■ **Set exercise**: Transcribe character for character everything from the line containing "y-tick-label: 700 bbox=[46, 171, 76, 193]" down to the line containing "y-tick-label: 900 bbox=[46, 97, 76, 119]", both of those lines included.

---+---

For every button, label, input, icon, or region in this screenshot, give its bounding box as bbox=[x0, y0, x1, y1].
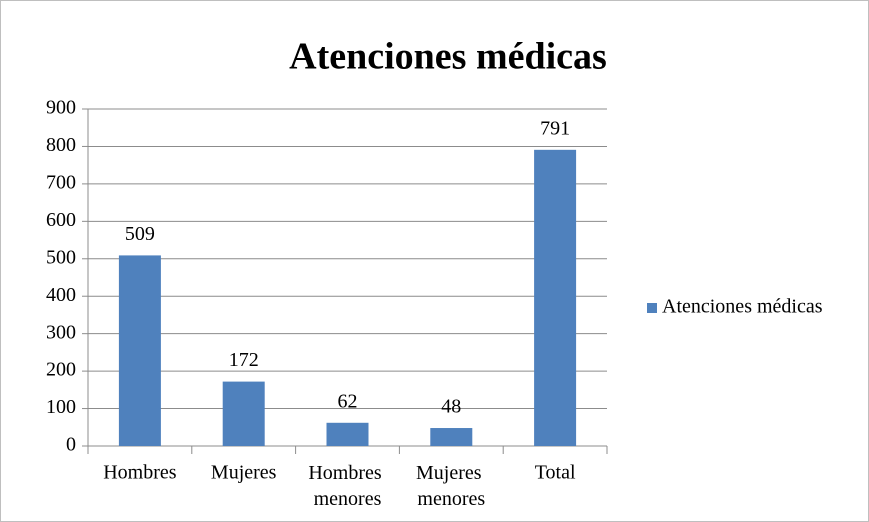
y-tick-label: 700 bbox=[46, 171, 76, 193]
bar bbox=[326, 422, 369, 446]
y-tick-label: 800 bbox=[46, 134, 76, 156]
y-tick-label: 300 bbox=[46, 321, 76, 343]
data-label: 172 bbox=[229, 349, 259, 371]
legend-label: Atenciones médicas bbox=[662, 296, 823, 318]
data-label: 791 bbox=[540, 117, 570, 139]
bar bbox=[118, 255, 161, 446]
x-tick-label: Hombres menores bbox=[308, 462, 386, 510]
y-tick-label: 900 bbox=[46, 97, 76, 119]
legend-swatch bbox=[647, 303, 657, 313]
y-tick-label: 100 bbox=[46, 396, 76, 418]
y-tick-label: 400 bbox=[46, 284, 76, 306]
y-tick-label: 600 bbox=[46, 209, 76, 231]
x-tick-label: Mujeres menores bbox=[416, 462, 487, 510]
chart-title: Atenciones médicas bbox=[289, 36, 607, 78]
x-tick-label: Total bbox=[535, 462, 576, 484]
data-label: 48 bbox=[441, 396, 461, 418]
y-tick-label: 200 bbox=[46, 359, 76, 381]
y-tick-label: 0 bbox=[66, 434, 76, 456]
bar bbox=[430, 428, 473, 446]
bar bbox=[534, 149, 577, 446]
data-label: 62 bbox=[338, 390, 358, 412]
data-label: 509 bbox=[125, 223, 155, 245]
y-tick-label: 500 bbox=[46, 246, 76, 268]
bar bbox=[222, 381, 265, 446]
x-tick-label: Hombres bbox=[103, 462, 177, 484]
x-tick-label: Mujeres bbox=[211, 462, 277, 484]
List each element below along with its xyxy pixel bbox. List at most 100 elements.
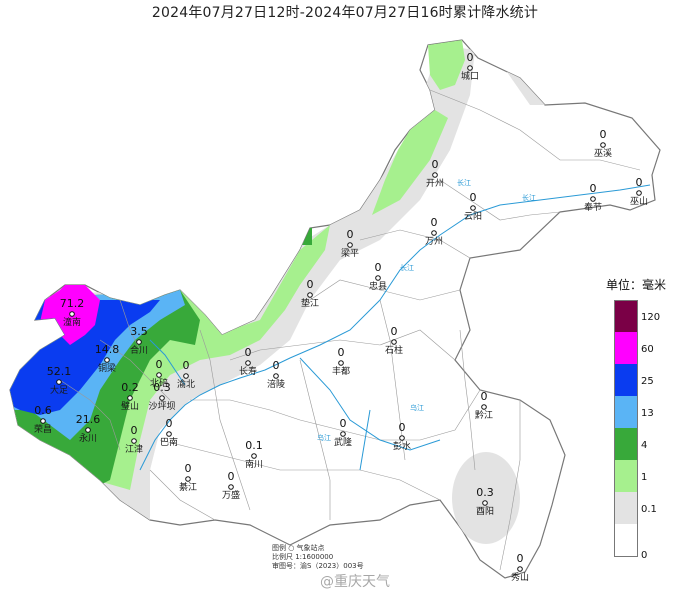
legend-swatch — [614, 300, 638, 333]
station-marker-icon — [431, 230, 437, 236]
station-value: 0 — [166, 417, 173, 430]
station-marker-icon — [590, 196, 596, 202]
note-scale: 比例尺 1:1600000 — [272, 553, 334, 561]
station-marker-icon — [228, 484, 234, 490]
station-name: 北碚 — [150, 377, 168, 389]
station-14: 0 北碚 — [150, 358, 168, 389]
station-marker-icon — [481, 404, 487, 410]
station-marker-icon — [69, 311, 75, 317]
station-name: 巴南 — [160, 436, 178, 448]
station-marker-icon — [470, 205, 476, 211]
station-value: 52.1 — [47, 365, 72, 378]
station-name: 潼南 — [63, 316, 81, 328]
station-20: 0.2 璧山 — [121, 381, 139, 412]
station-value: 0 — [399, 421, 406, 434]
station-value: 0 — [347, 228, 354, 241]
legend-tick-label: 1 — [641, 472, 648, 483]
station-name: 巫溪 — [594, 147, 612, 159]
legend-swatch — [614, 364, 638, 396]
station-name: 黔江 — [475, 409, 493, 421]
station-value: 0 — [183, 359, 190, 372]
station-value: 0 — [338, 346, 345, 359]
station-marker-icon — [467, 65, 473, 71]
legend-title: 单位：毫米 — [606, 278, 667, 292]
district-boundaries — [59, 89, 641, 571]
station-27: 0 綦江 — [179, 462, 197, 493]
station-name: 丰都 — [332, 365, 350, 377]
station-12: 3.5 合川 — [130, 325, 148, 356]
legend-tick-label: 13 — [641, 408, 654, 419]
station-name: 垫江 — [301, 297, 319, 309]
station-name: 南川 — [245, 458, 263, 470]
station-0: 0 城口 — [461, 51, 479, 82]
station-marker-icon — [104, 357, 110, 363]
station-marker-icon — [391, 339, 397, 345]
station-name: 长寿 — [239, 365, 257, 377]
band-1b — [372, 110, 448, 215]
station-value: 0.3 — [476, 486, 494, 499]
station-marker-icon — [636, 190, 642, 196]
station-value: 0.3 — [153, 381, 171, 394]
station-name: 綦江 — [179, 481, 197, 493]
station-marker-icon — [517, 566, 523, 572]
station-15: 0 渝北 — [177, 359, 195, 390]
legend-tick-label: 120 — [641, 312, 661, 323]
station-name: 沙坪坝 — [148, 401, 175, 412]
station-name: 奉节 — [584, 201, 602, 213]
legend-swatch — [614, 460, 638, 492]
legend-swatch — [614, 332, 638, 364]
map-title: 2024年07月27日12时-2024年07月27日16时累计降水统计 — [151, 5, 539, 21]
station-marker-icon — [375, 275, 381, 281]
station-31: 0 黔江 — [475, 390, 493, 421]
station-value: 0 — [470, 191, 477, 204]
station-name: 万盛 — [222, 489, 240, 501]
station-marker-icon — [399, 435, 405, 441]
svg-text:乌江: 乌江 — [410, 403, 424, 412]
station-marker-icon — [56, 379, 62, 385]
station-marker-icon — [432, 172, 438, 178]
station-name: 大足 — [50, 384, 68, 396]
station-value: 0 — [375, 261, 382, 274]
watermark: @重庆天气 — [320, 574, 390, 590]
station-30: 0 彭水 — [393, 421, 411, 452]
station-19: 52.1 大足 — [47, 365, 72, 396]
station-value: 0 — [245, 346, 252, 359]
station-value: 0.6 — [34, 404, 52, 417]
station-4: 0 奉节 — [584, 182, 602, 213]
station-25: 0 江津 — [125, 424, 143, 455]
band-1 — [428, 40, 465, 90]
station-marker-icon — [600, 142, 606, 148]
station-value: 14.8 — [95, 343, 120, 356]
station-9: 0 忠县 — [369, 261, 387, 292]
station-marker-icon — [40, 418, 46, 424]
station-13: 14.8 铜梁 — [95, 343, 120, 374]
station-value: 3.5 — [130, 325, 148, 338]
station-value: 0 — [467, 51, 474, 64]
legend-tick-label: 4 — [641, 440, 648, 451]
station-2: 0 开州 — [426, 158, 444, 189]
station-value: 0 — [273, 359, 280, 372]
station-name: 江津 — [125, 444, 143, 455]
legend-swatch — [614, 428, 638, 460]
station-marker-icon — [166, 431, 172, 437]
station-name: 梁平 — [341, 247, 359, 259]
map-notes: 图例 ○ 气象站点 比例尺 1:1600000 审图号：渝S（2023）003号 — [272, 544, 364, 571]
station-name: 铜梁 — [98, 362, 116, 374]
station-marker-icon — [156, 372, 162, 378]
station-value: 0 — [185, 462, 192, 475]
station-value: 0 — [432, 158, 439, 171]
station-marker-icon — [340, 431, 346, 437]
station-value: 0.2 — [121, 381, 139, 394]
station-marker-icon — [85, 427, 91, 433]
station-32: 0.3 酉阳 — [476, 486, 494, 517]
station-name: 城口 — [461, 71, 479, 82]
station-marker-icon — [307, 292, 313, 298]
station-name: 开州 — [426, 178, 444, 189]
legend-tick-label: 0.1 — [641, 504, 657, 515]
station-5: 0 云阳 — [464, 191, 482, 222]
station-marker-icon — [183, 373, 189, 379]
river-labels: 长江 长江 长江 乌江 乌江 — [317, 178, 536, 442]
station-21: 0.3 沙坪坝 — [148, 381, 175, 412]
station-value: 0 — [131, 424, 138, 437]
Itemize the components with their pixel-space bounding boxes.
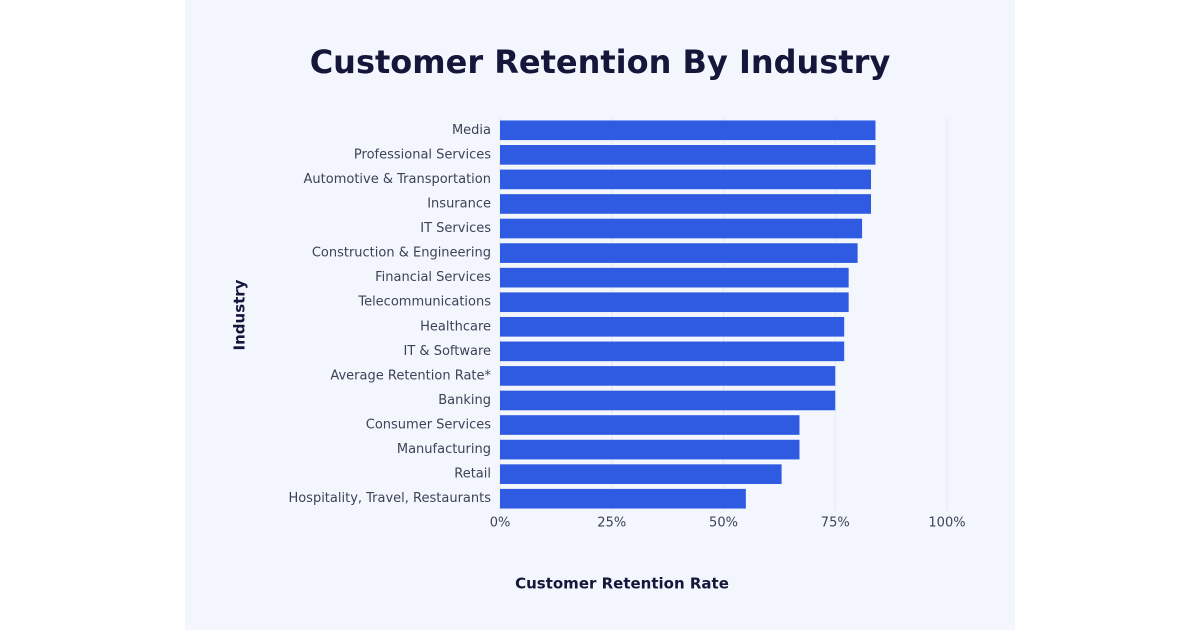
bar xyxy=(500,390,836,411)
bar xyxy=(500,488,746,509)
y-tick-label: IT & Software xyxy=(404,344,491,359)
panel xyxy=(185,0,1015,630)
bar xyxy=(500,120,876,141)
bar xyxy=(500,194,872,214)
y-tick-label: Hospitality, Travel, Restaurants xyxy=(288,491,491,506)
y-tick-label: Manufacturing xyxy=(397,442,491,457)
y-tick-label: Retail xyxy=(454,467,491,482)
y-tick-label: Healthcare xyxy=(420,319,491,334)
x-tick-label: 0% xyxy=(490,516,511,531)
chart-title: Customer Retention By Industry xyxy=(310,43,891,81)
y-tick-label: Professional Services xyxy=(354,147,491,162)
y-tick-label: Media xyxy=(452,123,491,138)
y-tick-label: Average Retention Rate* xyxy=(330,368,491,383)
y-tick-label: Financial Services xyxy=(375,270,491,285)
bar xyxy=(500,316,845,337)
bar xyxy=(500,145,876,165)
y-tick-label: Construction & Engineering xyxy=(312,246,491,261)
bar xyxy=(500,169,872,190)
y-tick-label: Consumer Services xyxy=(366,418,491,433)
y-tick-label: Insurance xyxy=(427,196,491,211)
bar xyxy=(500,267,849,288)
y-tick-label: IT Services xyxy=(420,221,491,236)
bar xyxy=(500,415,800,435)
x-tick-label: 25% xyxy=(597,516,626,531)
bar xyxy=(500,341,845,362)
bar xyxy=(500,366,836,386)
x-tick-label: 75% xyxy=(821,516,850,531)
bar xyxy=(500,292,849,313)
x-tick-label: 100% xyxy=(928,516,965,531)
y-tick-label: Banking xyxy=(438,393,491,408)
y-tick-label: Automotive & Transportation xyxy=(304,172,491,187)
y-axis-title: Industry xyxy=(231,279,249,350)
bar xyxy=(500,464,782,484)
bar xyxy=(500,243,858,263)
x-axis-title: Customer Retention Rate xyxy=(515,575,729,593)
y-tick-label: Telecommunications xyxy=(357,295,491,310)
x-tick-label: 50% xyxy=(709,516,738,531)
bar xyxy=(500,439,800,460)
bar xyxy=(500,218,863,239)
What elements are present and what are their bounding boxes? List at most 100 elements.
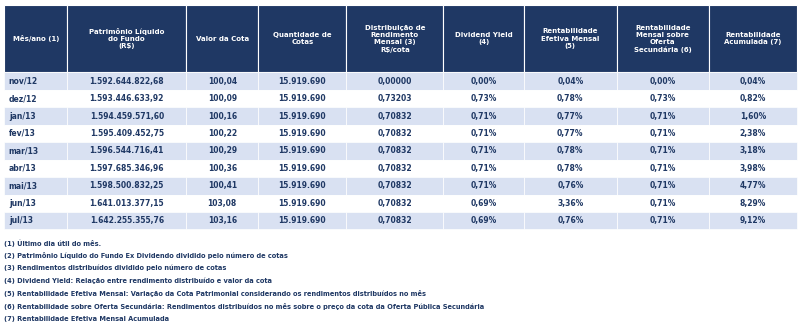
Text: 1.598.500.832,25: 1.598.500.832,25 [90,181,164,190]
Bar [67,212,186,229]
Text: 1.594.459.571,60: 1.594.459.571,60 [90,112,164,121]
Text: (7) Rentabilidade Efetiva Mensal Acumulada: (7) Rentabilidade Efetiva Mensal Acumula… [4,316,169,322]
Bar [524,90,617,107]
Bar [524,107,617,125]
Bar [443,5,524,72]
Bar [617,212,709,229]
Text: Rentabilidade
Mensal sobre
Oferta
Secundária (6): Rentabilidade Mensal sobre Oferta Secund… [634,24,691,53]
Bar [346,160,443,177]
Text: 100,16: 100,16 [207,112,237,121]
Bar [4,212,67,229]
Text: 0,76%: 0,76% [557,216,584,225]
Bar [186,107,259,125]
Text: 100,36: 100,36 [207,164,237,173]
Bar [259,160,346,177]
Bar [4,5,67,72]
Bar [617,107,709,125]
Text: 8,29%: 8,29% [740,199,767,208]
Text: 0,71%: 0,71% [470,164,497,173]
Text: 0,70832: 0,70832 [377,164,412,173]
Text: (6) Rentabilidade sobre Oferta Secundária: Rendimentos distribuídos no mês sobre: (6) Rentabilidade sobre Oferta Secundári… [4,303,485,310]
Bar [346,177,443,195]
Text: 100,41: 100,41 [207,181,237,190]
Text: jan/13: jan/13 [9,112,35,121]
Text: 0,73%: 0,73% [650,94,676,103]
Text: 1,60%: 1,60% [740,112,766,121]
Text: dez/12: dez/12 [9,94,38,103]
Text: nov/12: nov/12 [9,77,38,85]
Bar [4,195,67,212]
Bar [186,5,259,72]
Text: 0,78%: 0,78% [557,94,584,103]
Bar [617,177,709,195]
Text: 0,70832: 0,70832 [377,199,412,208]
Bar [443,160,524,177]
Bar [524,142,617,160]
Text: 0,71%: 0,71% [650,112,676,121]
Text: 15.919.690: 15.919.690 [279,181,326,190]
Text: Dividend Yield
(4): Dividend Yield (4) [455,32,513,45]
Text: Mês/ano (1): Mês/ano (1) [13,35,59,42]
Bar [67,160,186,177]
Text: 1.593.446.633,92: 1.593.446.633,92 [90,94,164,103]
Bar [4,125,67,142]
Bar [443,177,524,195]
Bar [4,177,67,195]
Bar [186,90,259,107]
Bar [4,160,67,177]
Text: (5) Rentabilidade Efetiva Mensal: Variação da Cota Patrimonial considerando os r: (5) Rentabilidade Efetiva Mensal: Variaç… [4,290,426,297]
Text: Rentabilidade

---+---

■ **Solution to this exercise**:
y-tick-label: 700 bbox=[46, 171, 76, 193]
bar bbox=[326, 422, 369, 446]
y-tick-label: 800 bbox=[46, 134, 76, 156]
y-tick-label: 300 bbox=[46, 321, 76, 343]
data-label: 172 bbox=[229, 349, 259, 371]
legend-label: Atenciones médicas bbox=[662, 296, 823, 318]
data-label: 791 bbox=[540, 117, 570, 139]
bar bbox=[118, 255, 161, 446]
x-tick-label: Hombres menores bbox=[308, 462, 386, 510]
y-tick-label: 900 bbox=[46, 97, 76, 119]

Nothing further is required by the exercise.